### Tareas del ejercicio
1. Transcribe el fragmento de la lectura sobre Jesús desde "Aunque las palabras" hasta "conmovido (Juan 11:33).".
2. Según la lectura sobre Jesús, ¿por qué el autor prefiere preguntar "qué hizo Jesús" en lugar de "qué haría Jesús"? Responde en una a tres oraciones.

### Lectura
===

Algunos lo conocen como uno de los sabios de antaño, quien predicaba el amor y la bondad para toda la humanidad. Otros lo tienen como un simple personaje más en la historia, que sacudiría su cabeza en incredulidad al ver lo que sus seguidores han hecho en su nombre. Algunos más niegan completamente su existencia, asegurando que es un simple invento para manipular a las masas.

Pero la evidencia está ahí. Jesús existió, y no solo eso: su predicación hace imposible que puedas simplemente ignorarlo.

Las hermanas afligidas

La frase “qué haría Jesús” causa un cierto desconcierto en mí. Me parece mejor preguntarnos “qué hizo Jesús”. Imaginarnos qué haría sería meternos en un aprieto. El Señor siempre sorprendía.

Así como cuando llegó “tarde” a encontrar a Lázaro y a sus hermanas. El amigo de Jesús, muerto. María y Marta, desconsoladas. El reclamo de ambas: “si hubieses estado aquí, mi hermano no habría muerto”.

Aunque las palabras de ellas fueron las mismas, la respuesta que Jesús dio a cada una fue completamente diferente. A Marta la hizo volver rápidamente a la realidad diciendo “Yo soy la resurrección y la vida”. Jesús se mostró indudablemente como Dios, asegurando que Lázaro resucitaría.

Con María la cosa fue muy distinta, un contraste desconcertante. El Mesías lloró. Jesús se dolió por la muerte de su amigo, aunque sabía que estaba a punto de resucitar. Jesús se mostró indudablemente como hombre, consolando con espíritu estremecido y conmovido (Juan 11:33).

Ese es nuestro Señor: 100% Dios, 100% hombre. Incomprensible e incomparable.  Siempre justo lo que necesitamos. El único que puede rescatarnos.

===

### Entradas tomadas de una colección
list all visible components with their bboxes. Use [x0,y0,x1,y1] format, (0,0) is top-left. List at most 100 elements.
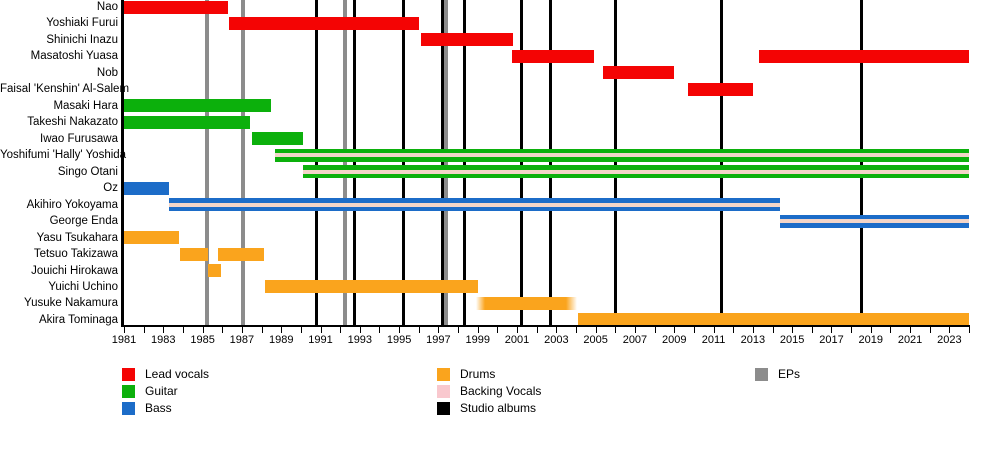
legend-label: Backing Vocals [460,384,542,398]
x-axis-tick-label: 2019 [858,334,883,346]
timeline-bar-bass [169,198,781,212]
member-name-label: Yoshifumi 'Hally' Yoshida [0,149,127,162]
x-axis-tick-label: 2005 [583,334,608,346]
timeline-bar-drums [265,280,478,294]
x-axis-tick [772,327,774,333]
timeline-bar-drums [180,247,209,261]
x-axis-tick [949,327,951,333]
x-axis-tick [300,327,302,333]
legend-label: Studio albums [460,401,537,415]
timeline-bar-lead_vocals [124,0,229,14]
x-axis-tick [261,327,263,333]
member-name-label: Jouichi Hirokawa [31,264,118,277]
timeline-bar-guitar [275,148,969,162]
x-axis-tick [595,327,597,333]
x-axis-tick-label: 1987 [229,334,255,346]
x-axis-tick [929,327,931,333]
x-axis-tick-label: 2021 [897,334,923,346]
x-axis-tick [241,327,243,333]
studio-album-line [548,0,552,325]
x-axis-tick-label: 2007 [622,334,648,346]
x-axis-tick-label: 2001 [504,334,530,346]
x-axis-tick [969,327,971,333]
x-axis-tick [634,327,636,333]
x-axis-tick [615,327,617,333]
studio-album-line [401,0,405,325]
backing-vocals-stripe [275,153,969,158]
x-axis-tick-label: 1985 [190,334,215,346]
member-name-label: Shinichi Inazu [46,33,118,46]
legend-label: Bass [145,401,172,415]
x-axis-tick [792,327,794,333]
legend-swatch [122,368,135,381]
timeline-bar-lead_vocals [688,82,753,96]
x-axis-tick [674,327,676,333]
x-axis-tick-label: 1993 [347,334,373,346]
x-axis-tick [438,327,440,333]
ep-release-line [204,0,209,325]
x-axis-tick-label: 2011 [701,334,726,346]
legend-label: Guitar [145,384,178,398]
x-axis-tick [575,327,577,333]
x-axis-tick [202,327,204,333]
timeline-bar-drums [577,313,969,327]
x-axis-tick [320,327,322,333]
x-axis-tick-label: 2023 [937,334,962,346]
legend-label: Drums [460,367,496,381]
x-axis-tick [851,327,853,333]
member-name-label: Nob [96,66,118,79]
legend-swatch [437,385,450,398]
timeline-bar-guitar [302,165,970,179]
x-axis-tick [418,327,420,333]
timeline-bar-lead_vocals [512,49,594,63]
x-axis-tick [870,327,872,333]
x-axis-tick [831,327,833,333]
timeline-bar-lead_vocals [603,66,675,80]
member-name-label: Yuichi Uchino [48,280,118,293]
studio-album-line [613,0,617,325]
x-axis-tick [517,327,519,333]
x-axis-tick [713,327,715,333]
x-axis-tick [143,327,145,333]
legend-swatch [122,385,135,398]
backing-vocals-stripe [302,169,970,174]
timeline-bar-drums [124,231,180,245]
backing-vocals-stripe [780,219,969,224]
x-axis-tick [654,327,656,333]
x-axis-tick-label: 2017 [819,334,844,346]
studio-album-line [860,0,864,325]
x-axis-tick [811,327,813,333]
legend-swatch [122,402,135,415]
x-axis-tick [733,327,735,333]
x-axis-tick [163,327,165,333]
backing-vocals-stripe [169,202,781,207]
y-axis-line [121,0,124,325]
studio-album-line [719,0,723,325]
legend-swatch [437,368,450,381]
member-name-label: Yusuke Nakamura [24,297,118,310]
x-axis-tick [536,327,538,333]
legend-swatch [437,402,450,415]
x-axis-tick [497,327,499,333]
x-axis-tick-label: 1995 [386,334,412,346]
timeline-bar-bass [780,214,969,228]
timeline-bar-lead_vocals [758,49,969,63]
x-axis-tick [379,327,381,333]
x-axis-tick [340,327,342,333]
studio-album-line [463,0,467,325]
x-axis-tick [182,327,184,333]
member-name-label: Masaki Hara [53,99,118,112]
studio-album-line [315,0,319,325]
ep-release-line [240,0,245,325]
timeline-bar-drums [475,296,577,310]
x-axis-tick [222,327,224,333]
member-name-label: Tetsuo Takizawa [33,248,118,261]
x-axis-tick-label: 1983 [151,334,176,346]
x-axis-tick [281,327,283,333]
x-axis-tick [359,327,361,333]
member-name-label: Masatoshi Yuasa [30,50,118,63]
legend-label: Lead vocals [145,367,210,381]
member-name-label: Singo Otani [57,165,118,178]
ep-release-line [444,0,449,325]
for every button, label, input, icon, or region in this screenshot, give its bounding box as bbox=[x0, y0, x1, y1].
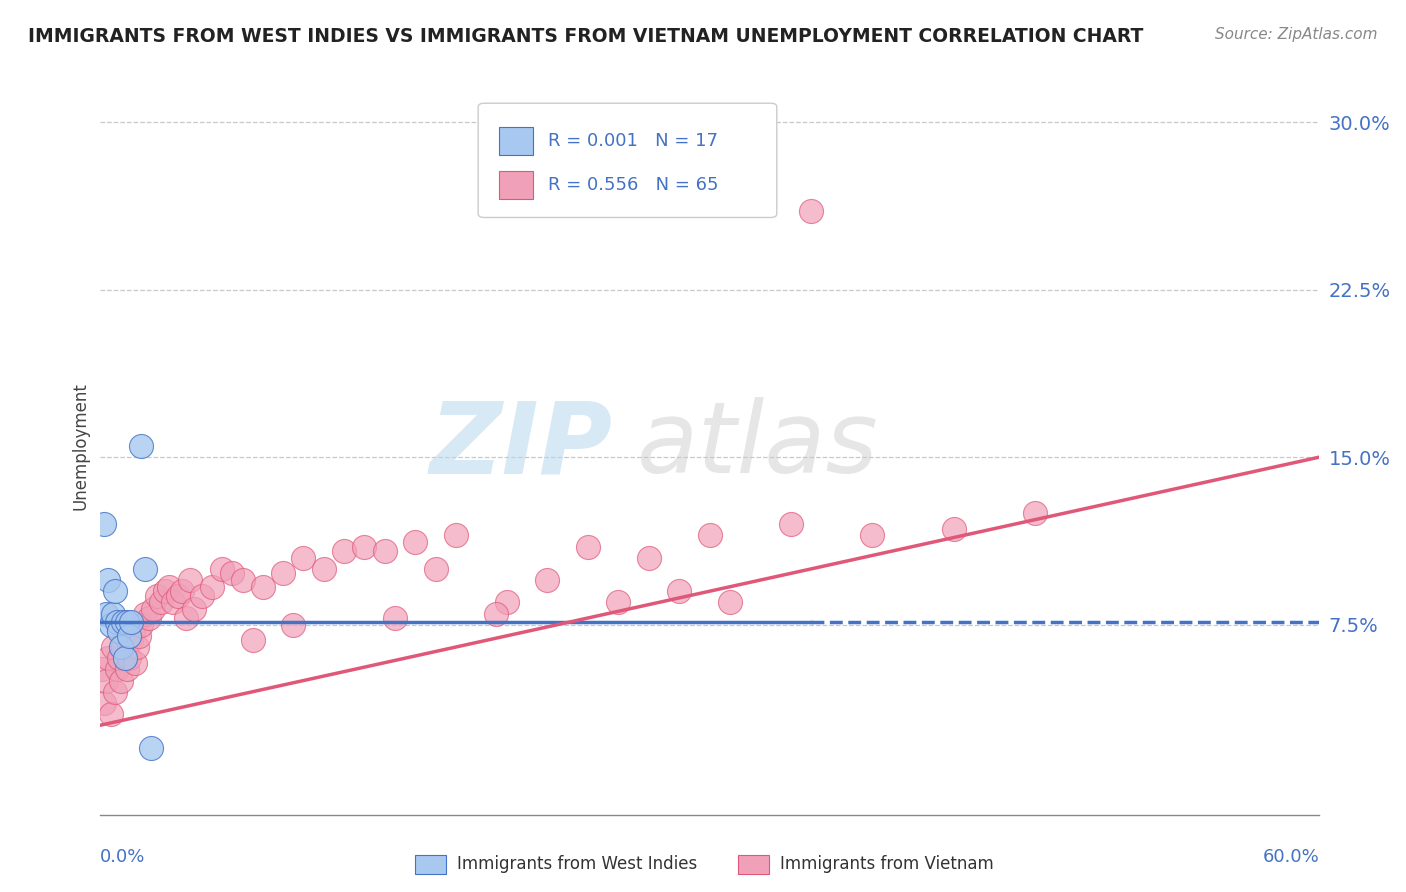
Point bbox=[444, 528, 467, 542]
Point bbox=[96, 673, 118, 688]
Point bbox=[201, 580, 224, 594]
Point bbox=[174, 611, 197, 625]
Point bbox=[105, 662, 128, 676]
Point bbox=[100, 617, 122, 632]
Point bbox=[115, 615, 138, 630]
Point bbox=[166, 589, 188, 603]
Point bbox=[97, 651, 120, 665]
Point bbox=[120, 615, 142, 630]
Point bbox=[211, 562, 233, 576]
Text: Source: ZipAtlas.com: Source: ZipAtlas.com bbox=[1215, 27, 1378, 42]
Point bbox=[114, 651, 136, 665]
Point bbox=[111, 640, 134, 654]
Point bbox=[103, 584, 125, 599]
Point bbox=[138, 611, 160, 625]
Point bbox=[780, 517, 803, 532]
Point bbox=[495, 595, 517, 609]
Point bbox=[242, 633, 264, 648]
Text: Immigrants from West Indies: Immigrants from West Indies bbox=[457, 855, 697, 873]
Point bbox=[232, 573, 254, 587]
Point bbox=[221, 566, 243, 581]
Point bbox=[374, 544, 396, 558]
Point bbox=[129, 439, 152, 453]
Point bbox=[107, 651, 129, 665]
Point bbox=[283, 617, 305, 632]
Point bbox=[271, 566, 294, 581]
Point bbox=[353, 540, 375, 554]
Point bbox=[142, 602, 165, 616]
Text: IMMIGRANTS FROM WEST INDIES VS IMMIGRANTS FROM VIETNAM UNEMPLOYMENT CORRELATION : IMMIGRANTS FROM WEST INDIES VS IMMIGRANT… bbox=[28, 27, 1143, 45]
Point bbox=[118, 629, 141, 643]
Point bbox=[111, 615, 134, 630]
Point bbox=[120, 633, 142, 648]
Point bbox=[103, 684, 125, 698]
Point bbox=[312, 562, 335, 576]
Point bbox=[183, 602, 205, 616]
Point bbox=[699, 528, 721, 542]
Point bbox=[96, 607, 118, 621]
Point bbox=[110, 640, 132, 654]
Point bbox=[404, 535, 426, 549]
Point bbox=[115, 662, 138, 676]
Point bbox=[860, 528, 883, 542]
Point bbox=[107, 624, 129, 639]
Point bbox=[485, 607, 508, 621]
Point bbox=[162, 595, 184, 609]
FancyBboxPatch shape bbox=[499, 171, 533, 199]
FancyBboxPatch shape bbox=[499, 127, 533, 155]
Point bbox=[91, 662, 114, 676]
Text: R = 0.556   N = 65: R = 0.556 N = 65 bbox=[548, 176, 718, 194]
Point bbox=[1024, 506, 1046, 520]
Text: 0.0%: 0.0% bbox=[100, 847, 146, 866]
Point bbox=[134, 562, 156, 576]
Point bbox=[155, 584, 177, 599]
Point bbox=[129, 617, 152, 632]
Point bbox=[170, 584, 193, 599]
Point bbox=[124, 656, 146, 670]
Point bbox=[191, 589, 214, 603]
Point bbox=[425, 562, 447, 576]
Point bbox=[121, 624, 143, 639]
Point bbox=[110, 673, 132, 688]
Point bbox=[118, 651, 141, 665]
Point bbox=[637, 550, 659, 565]
Point bbox=[800, 204, 823, 219]
FancyBboxPatch shape bbox=[478, 103, 776, 218]
Y-axis label: Unemployment: Unemployment bbox=[72, 382, 89, 510]
Text: atlas: atlas bbox=[637, 398, 879, 494]
Point bbox=[576, 540, 599, 554]
Text: R = 0.001   N = 17: R = 0.001 N = 17 bbox=[548, 132, 717, 150]
Point bbox=[139, 740, 162, 755]
Point bbox=[292, 550, 315, 565]
Point bbox=[114, 629, 136, 643]
Point bbox=[718, 595, 741, 609]
Text: ZIP: ZIP bbox=[429, 398, 612, 494]
Point bbox=[125, 640, 148, 654]
Point bbox=[100, 706, 122, 721]
Text: 60.0%: 60.0% bbox=[1263, 847, 1319, 866]
Point bbox=[607, 595, 630, 609]
Text: Immigrants from Vietnam: Immigrants from Vietnam bbox=[780, 855, 994, 873]
Point bbox=[93, 696, 115, 710]
Point bbox=[252, 580, 274, 594]
Point bbox=[128, 629, 150, 643]
Point bbox=[157, 580, 180, 594]
Point bbox=[101, 607, 124, 621]
Point bbox=[146, 589, 169, 603]
Point bbox=[333, 544, 356, 558]
Point bbox=[384, 611, 406, 625]
Point bbox=[134, 607, 156, 621]
Point bbox=[179, 573, 201, 587]
Point bbox=[668, 584, 690, 599]
Point bbox=[942, 522, 965, 536]
Point bbox=[97, 573, 120, 587]
Point bbox=[101, 640, 124, 654]
Point bbox=[536, 573, 558, 587]
Point bbox=[105, 615, 128, 630]
Point bbox=[93, 517, 115, 532]
Point bbox=[150, 595, 173, 609]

===

### Resultados por tarea
1.
Aunque las palabras de ellas fueron las mismas, la respuesta que Jesús dio a cada una fue completamente diferente. A Marta la hizo volver rápidamente a la realidad diciendo “Yo soy la resurrección y la vida”. Jesús se mostró indudablemente como Dios, asegurando que Lázaro resucitaría.

Con María la cosa fue muy distinta, un contraste desconcertante. El Mesías lloró. Jesús se dolió por la muerte de su amigo, aunque sabía que estaba a punto de resucitar. Jesús se mostró indudablemente como hombre, consolando con espíritu estremecido y conmovido (Juan 11:33).

2. Para el autor, imaginar qué haría Jesús sería meternos en un aprieto, porque el Señor siempre sorprendía. Por eso prefiere preguntarse qué hizo Jesús.